:: Auszug zum Lesen ::
------------------------------------------------------------

Welche Unternehmen sind von diesen Zielen betroffen?

le Duc: Alle Unternehmen müssen sich dafür einsetzen, die CO2-Emissionen zu reduzieren und zu neutralisieren. Die Treibhausgasemissionen werden in drei Kategorien unterteilt: Scope 1 bezeichnet die direkten Emissionen einer Organisation, die beispielsweise durch eine Produktionsanlage oder durch industrielle Verfahren erzeugt werden. Unter Scope 2 werden Emissionen im Zusammenhang mit der Produktion von eingekaufter Energie wie Strom, Wärme oder Wasserdampf zusammengefasst. Und Scope 3 bezeichnet die indirekten Emissionen, die durch Prozesse entstehen, welche den Aktivitäten eines Unternehmens vor- oder nachgelagert sind. Scope 3 bei einer Bäckerei umfasst u.a. den CO2-Ausstoss bei der Mehlproduktion, bei ihrem Transport, aber auch die Auswirkungen der Entsorgung von nicht-verkauften Backwaren.

Was können KMU konkret tun?

le Duc: Bei den Emissionen von Scope 1 und 2 erfolgt das beispielsweise über den Einkauf von CO2-armen Strom, oder indem die Fahrzeugflotte auf Elektroautos umgestellt wird. Bei Scope 3 hängen die Massnahmen vom jeweiligen Wirtschaftszweig ab. Anstrengungen zur Reduktion der Scope 3 Emissionen umfassen Effizienzmassnahmen: zum Beispiel durch die Optimierung des Einkaufs oder des Rohstoffbedarfs, eine nachhaltigere Lieferantenauswahl (Lieferanten-Engagement) oder auch durch den Wechsel auf fossilfreie Antriebsstoffe im Warentransport und Geschäftsverkehr. Für einen Betrieb in der Gastronomie ist eine sinnvolle Massnahme, weniger Fleisch im Menüplan anzubieten und insgesamt auf CO₂-ärmere Zutaten umzustellen.

------------------------------------------------------------

:: Gegebene Zeilen ::

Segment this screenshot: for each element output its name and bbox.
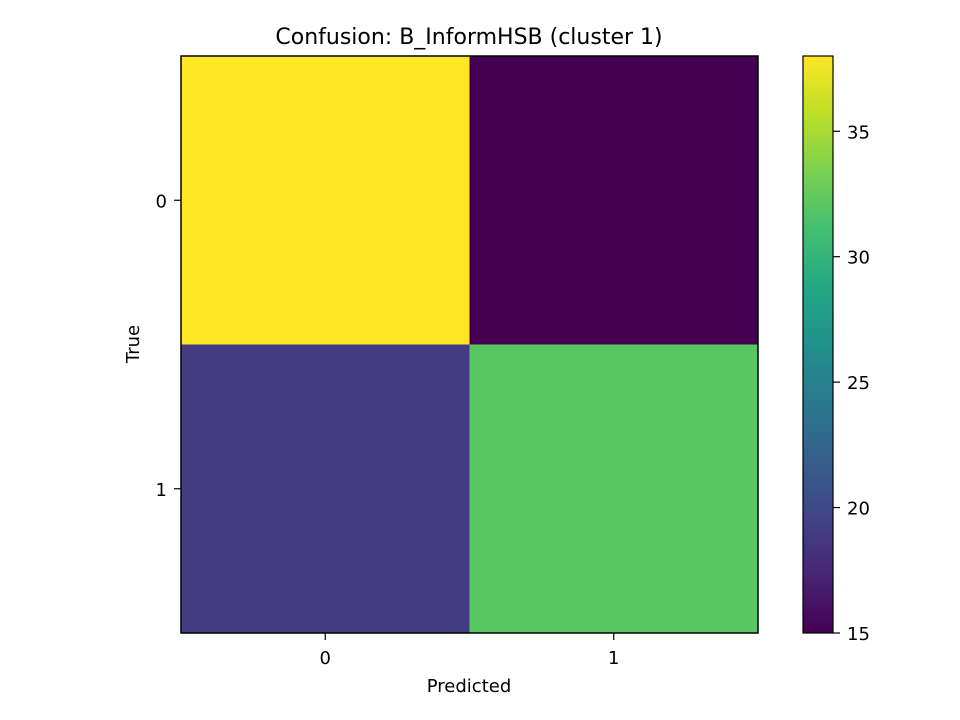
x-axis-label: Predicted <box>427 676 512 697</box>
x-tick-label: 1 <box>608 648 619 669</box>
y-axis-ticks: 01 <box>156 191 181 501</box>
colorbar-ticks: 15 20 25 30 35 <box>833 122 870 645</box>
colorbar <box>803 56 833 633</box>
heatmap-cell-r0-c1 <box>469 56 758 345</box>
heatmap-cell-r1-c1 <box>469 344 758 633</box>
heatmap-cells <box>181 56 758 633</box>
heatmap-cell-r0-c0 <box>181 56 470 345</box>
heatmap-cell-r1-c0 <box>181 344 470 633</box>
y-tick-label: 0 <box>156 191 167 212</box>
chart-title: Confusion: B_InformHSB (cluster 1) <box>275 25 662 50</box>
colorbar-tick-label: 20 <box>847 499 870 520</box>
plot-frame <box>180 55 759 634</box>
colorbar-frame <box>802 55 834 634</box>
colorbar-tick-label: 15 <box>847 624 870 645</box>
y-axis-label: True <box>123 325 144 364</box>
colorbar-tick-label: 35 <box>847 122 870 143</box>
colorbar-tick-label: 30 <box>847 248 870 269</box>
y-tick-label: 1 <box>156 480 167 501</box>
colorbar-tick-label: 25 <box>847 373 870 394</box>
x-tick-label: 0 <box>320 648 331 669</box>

------------------------------------------------------------

Führe alle Energieformen auf, die der Auszug zum Lesen als Beispiele für eingekaufte Energie im Rahmen von Scope 2 nennt.

:: Richtige Ausgabe ::
Strom, Wärme, Wasserdampf